─── Materials provided

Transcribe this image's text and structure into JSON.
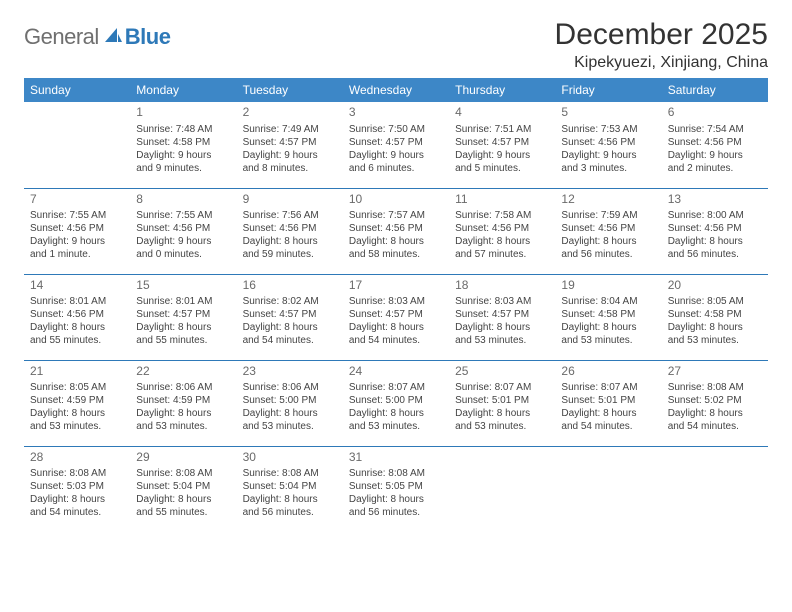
{
  "logo": {
    "general": "General",
    "blue": "Blue"
  },
  "title": "December 2025",
  "location": "Kipekyuezi, Xinjiang, China",
  "colors": {
    "header_bg": "#3d87c7",
    "header_text": "#ffffff",
    "border": "#2e79b8",
    "logo_gray": "#6f6f6f",
    "logo_blue": "#2e79b8"
  },
  "weekdays": [
    "Sunday",
    "Monday",
    "Tuesday",
    "Wednesday",
    "Thursday",
    "Friday",
    "Saturday"
  ],
  "weeks": [
    [
      null,
      {
        "n": "1",
        "sr": "Sunrise: 7:48 AM",
        "ss": "Sunset: 4:58 PM",
        "dl": "Daylight: 9 hours and 9 minutes."
      },
      {
        "n": "2",
        "sr": "Sunrise: 7:49 AM",
        "ss": "Sunset: 4:57 PM",
        "dl": "Daylight: 9 hours and 8 minutes."
      },
      {
        "n": "3",
        "sr": "Sunrise: 7:50 AM",
        "ss": "Sunset: 4:57 PM",
        "dl": "Daylight: 9 hours and 6 minutes."
      },
      {
        "n": "4",
        "sr": "Sunrise: 7:51 AM",
        "ss": "Sunset: 4:57 PM",
        "dl": "Daylight: 9 hours and 5 minutes."
      },
      {
        "n": "5",
        "sr": "Sunrise: 7:53 AM",
        "ss": "Sunset: 4:56 PM",
        "dl": "Daylight: 9 hours and 3 minutes."
      },
      {
        "n": "6",
        "sr": "Sunrise: 7:54 AM",
        "ss": "Sunset: 4:56 PM",
        "dl": "Daylight: 9 hours and 2 minutes."
      }
    ],
    [
      {
        "n": "7",
        "sr": "Sunrise: 7:55 AM",
        "ss": "Sunset: 4:56 PM",
        "dl": "Daylight: 9 hours and 1 minute."
      },
      {
        "n": "8",
        "sr": "Sunrise: 7:55 AM",
        "ss": "Sunset: 4:56 PM",
        "dl": "Daylight: 9 hours and 0 minutes."
      },
      {
        "n": "9",
        "sr": "Sunrise: 7:56 AM",
        "ss": "Sunset: 4:56 PM",
        "dl": "Daylight: 8 hours and 59 minutes."
      },
      {
        "n": "10",
        "sr": "Sunrise: 7:57 AM",
        "ss": "Sunset: 4:56 PM",
        "dl": "Daylight: 8 hours and 58 minutes."
      },
      {
        "n": "11",
        "sr": "Sunrise: 7:58 AM",
        "ss": "Sunset: 4:56 PM",
        "dl": "Daylight: 8 hours and 57 minutes."
      },
      {
        "n": "12",
        "sr": "Sunrise: 7:59 AM",
        "ss": "Sunset: 4:56 PM",
        "dl": "Daylight: 8 hours and 56 minutes."
      },
      {
        "n": "13",
        "sr": "Sunrise: 8:00 AM",
        "ss": "Sunset: 4:56 PM",
        "dl": "Daylight: 8 hours and 56 minutes."
      }
    ],
    [
      {
        "n": "14",
        "sr": "Sunrise: 8:01 AM",
        "ss": "Sunset: 4:56 PM",
        "dl": "Daylight: 8 hours and 55 minutes."
      },
      {
        "n": "15",
        "sr": "Sunrise: 8:01 AM",
        "ss": "Sunset: 4:57 PM",
        "dl": "Daylight: 8 hours and 55 minutes."
      },
      {
        "n": "16",
        "sr": "Sunrise: 8:02 AM",
        "ss": "Sunset: 4:57 PM",
        "dl": "Daylight: 8 hours and 54 minutes."
      },
      {
        "n": "17",
        "sr": "Sunrise: 8:03 AM",
        "ss": "Sunset: 4:57 PM",
        "dl": "Daylight: 8 hours and 54 minutes."
      },
      {
        "n": "18",
        "sr": "Sunrise: 8:03 AM",
        "ss": "Sunset: 4:57 PM",
        "dl": "Daylight: 8 hours and 53 minutes."
      },
      {
        "n": "19",
        "sr": "Sunrise: 8:04 AM",
        "ss": "Sunset: 4:58 PM",
        "dl": "Daylight: 8 hours and 53 minutes."
      },
      {
        "n": "20",
        "sr": "Sunrise: 8:05 AM",
        "ss": "Sunset: 4:58 PM",
        "dl": "Daylight: 8 hours and 53 minutes."
      }
    ],
    [
      {
        "n": "21",
        "sr": "Sunrise: 8:05 AM",
        "ss": "Sunset: 4:59 PM",
        "dl": "Daylight: 8 hours and 53 minutes."
      },
      {
        "n": "22",
        "sr": "Sunrise: 8:06 AM",
        "ss": "Sunset: 4:59 PM",
        "dl": "Daylight: 8 hours and 53 minutes."
      },
      {
        "n": "23",
        "sr": "Sunrise: 8:06 AM",
        "ss": "Sunset: 5:00 PM",
        "dl": "Daylight: 8 hours and 53 minutes."
      },
      {
        "n": "24",
        "sr": "Sunrise: 8:07 AM",
        "ss": "Sunset: 5:00 PM",
        "dl": "Daylight: 8 hours and 53 minutes."
      },
      {
        "n": "25",
        "sr": "Sunrise: 8:07 AM",
        "ss": "Sunset: 5:01 PM",
        "dl": "Daylight: 8 hours and 53 minutes."
      },
      {
        "n": "26",
        "sr": "Sunrise: 8:07 AM",
        "ss": "Sunset: 5:01 PM",
        "dl": "Daylight: 8 hours and 54 minutes."
      },
      {
        "n": "27",
        "sr": "Sunrise: 8:08 AM",
        "ss": "Sunset: 5:02 PM",
        "dl": "Daylight: 8 hours and 54 minutes."
      }
    ],
    [
      {
        "n": "28",
        "sr": "Sunrise: 8:08 AM",
        "ss": "Sunset: 5:03 PM",
        "dl": "Daylight: 8 hours and 54 minutes."
      },
      {
        "n": "29",
        "sr": "Sunrise: 8:08 AM",
        "ss": "Sunset: 5:04 PM",
        "dl": "Daylight: 8 hours and 55 minutes."
      },
      {
        "n": "30",
        "sr": "Sunrise: 8:08 AM",
        "ss": "Sunset: 5:04 PM",
        "dl": "Daylight: 8 hours and 56 minutes."
      },
      {
        "n": "31",
        "sr": "Sunrise: 8:08 AM",
        "ss": "Sunset: 5:05 PM",
        "dl": "Daylight: 8 hours and 56 minutes."
      },
      null,
      null,
      null
    ]
  ]
}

──────

Make an exact copy of the data, leaving its pictures out.

- Right answer
Transcribe this image's text and structure into JSON.
{
  "logo": {
    "general": "General",
    "blue": "Blue"
  },
  "title": "December 2025",
  "location": "Kipekyuezi, Xinjiang, China",
  "colors": {
    "header_bg": "#3d87c7",
    "header_text": "#ffffff",
    "border": "#2e79b8",
    "logo_gray": "#6f6f6f",
    "logo_blue": "#2e79b8"
  },
  "weekdays": [
    "Sunday",
    "Monday",
    "Tuesday",
    "Wednesday",
    "Thursday",
    "Friday",
    "Saturday"
  ],
  "weeks": [
    [
      null,
      {
        "n": "1",
        "sr": "Sunrise: 7:48 AM",
        "ss": "Sunset: 4:58 PM",
        "dl": "Daylight: 9 hours and 9 minutes."
      },
      {
        "n": "2",
        "sr": "Sunrise: 7:49 AM",
        "ss": "Sunset: 4:57 PM",
        "dl": "Daylight: 9 hours and 8 minutes."
      },
      {
        "n": "3",
        "sr": "Sunrise: 7:50 AM",
        "ss": "Sunset: 4:57 PM",
        "dl": "Daylight: 9 hours and 6 minutes."
      },
      {
        "n": "4",
        "sr": "Sunrise: 7:51 AM",
        "ss": "Sunset: 4:57 PM",
        "dl": "Daylight: 9 hours and 5 minutes."
      },
      {
        "n": "5",
        "sr": "Sunrise: 7:53 AM",
        "ss": "Sunset: 4:56 PM",
        "dl": "Daylight: 9 hours and 3 minutes."
      },
      {
        "n": "6",
        "sr": "Sunrise: 7:54 AM",
        "ss": "Sunset: 4:56 PM",
        "dl": "Daylight: 9 hours and 2 minutes."
      }
    ],
    [
      {
        "n": "7",
        "sr": "Sunrise: 7:55 AM",
        "ss": "Sunset: 4:56 PM",
        "dl": "Daylight: 9 hours and 1 minute."
      },
      {
        "n": "8",
        "sr": "Sunrise: 7:55 AM",
        "ss": "Sunset: 4:56 PM",
        "dl": "Daylight: 9 hours and 0 minutes."
      },
      {
        "n": "9",
        "sr": "Sunrise: 7:56 AM",
        "ss": "Sunset: 4:56 PM",
        "dl": "Daylight: 8 hours and 59 minutes."
      },
      {
        "n": "10",
        "sr": "Sunrise: 7:57 AM",
        "ss": "Sunset: 4:56 PM",
        "dl": "Daylight: 8 hours and 58 minutes."
      },
      {
        "n": "11",
        "sr": "Sunrise: 7:58 AM",
        "ss": "Sunset: 4:56 PM",
        "dl": "Daylight: 8 hours and 57 minutes."
      },
      {
        "n": "12",
        "sr": "Sunrise: 7:59 AM",
        "ss": "Sunset: 4:56 PM",
        "dl": "Daylight: 8 hours and 56 minutes."
      },
      {
        "n": "13",
        "sr": "Sunrise: 8:00 AM",
        "ss": "Sunset: 4:56 PM",
        "dl": "Daylight: 8 hours and 56 minutes."
      }
    ],
    [
      {
        "n": "14",
        "sr": "Sunrise: 8:01 AM",
        "ss": "Sunset: 4:56 PM",
        "dl": "Daylight: 8 hours and 55 minutes."
      },
      {
        "n": "15",
        "sr": "Sunrise: 8:01 AM",
        "ss": "Sunset: 4:57 PM",
        "dl": "Daylight: 8 hours and 55 minutes."
      },
      {
        "n": "16",
        "sr": "Sunrise: 8:02 AM",
        "ss": "Sunset: 4:57 PM",
        "dl": "Daylight: 8 hours and 54 minutes."
      },
      {
        "n": "17",
        "sr": "Sunrise: 8:03 AM",
        "ss": "Sunset: 4:57 PM",
        "dl": "Daylight: 8 hours and 54 minutes."
      },
      {
        "n": "18",
        "sr": "Sunrise: 8:03 AM",
        "ss": "Sunset: 4:57 PM",
        "dl": "Daylight: 8 hours and 53 minutes."
      },
      {
        "n": "19",
        "sr": "Sunrise: 8:04 AM",
        "ss": "Sunset: 4:58 PM",
        "dl": "Daylight: 8 hours and 53 minutes."
      },
      {
        "n": "20",
        "sr": "Sunrise: 8:05 AM",
        "ss": "Sunset: 4:58 PM",
        "dl": "Daylight: 8 hours and 53 minutes."
      }
    ],
    [
      {
        "n": "21",
        "sr": "Sunrise: 8:05 AM",
        "ss": "Sunset: 4:59 PM",
        "dl": "Daylight: 8 hours and 53 minutes."
      },
      {
        "n": "22",
        "sr": "Sunrise: 8:06 AM",
        "ss": "Sunset: 4:59 PM",
        "dl": "Daylight: 8 hours and 53 minutes."
      },
      {
        "n": "23",
        "sr": "Sunrise: 8:06 AM",
        "ss": "Sunset: 5:00 PM",
        "dl": "Daylight: 8 hours and 53 minutes."
      },
      {
        "n": "24",
        "sr": "Sunrise: 8:07 AM",
        "ss": "Sunset: 5:00 PM",
        "dl": "Daylight: 8 hours and 53 minutes."
      },
      {
        "n": "25",
        "sr": "Sunrise: 8:07 AM",
        "ss": "Sunset: 5:01 PM",
        "dl": "Daylight: 8 hours and 53 minutes."
      },
      {
        "n": "26",
        "sr": "Sunrise: 8:07 AM",
        "ss": "Sunset: 5:01 PM",
        "dl": "Daylight: 8 hours and 54 minutes."
      },
      {
        "n": "27",
        "sr": "Sunrise: 8:08 AM",
        "ss": "Sunset: 5:02 PM",
        "dl": "Daylight: 8 hours and 54 minutes."
      }
    ],
    [
      {
        "n": "28",
        "sr": "Sunrise: 8:08 AM",
        "ss": "Sunset: 5:03 PM",
        "dl": "Daylight: 8 hours and 54 minutes."
      },
      {
        "n": "29",
        "sr": "Sunrise: 8:08 AM",
        "ss": "Sunset: 5:04 PM",
        "dl": "Daylight: 8 hours and 55 minutes."
      },
      {
        "n": "30",
        "sr": "Sunrise: 8:08 AM",
        "ss": "Sunset: 5:04 PM",
        "dl": "Daylight: 8 hours and 56 minutes."
      },
      {
        "n": "31",
        "sr": "Sunrise: 8:08 AM",
        "ss": "Sunset: 5:05 PM",
        "dl": "Daylight: 8 hours and 56 minutes."
      },
      null,
      null,
      null
    ]
  ]
}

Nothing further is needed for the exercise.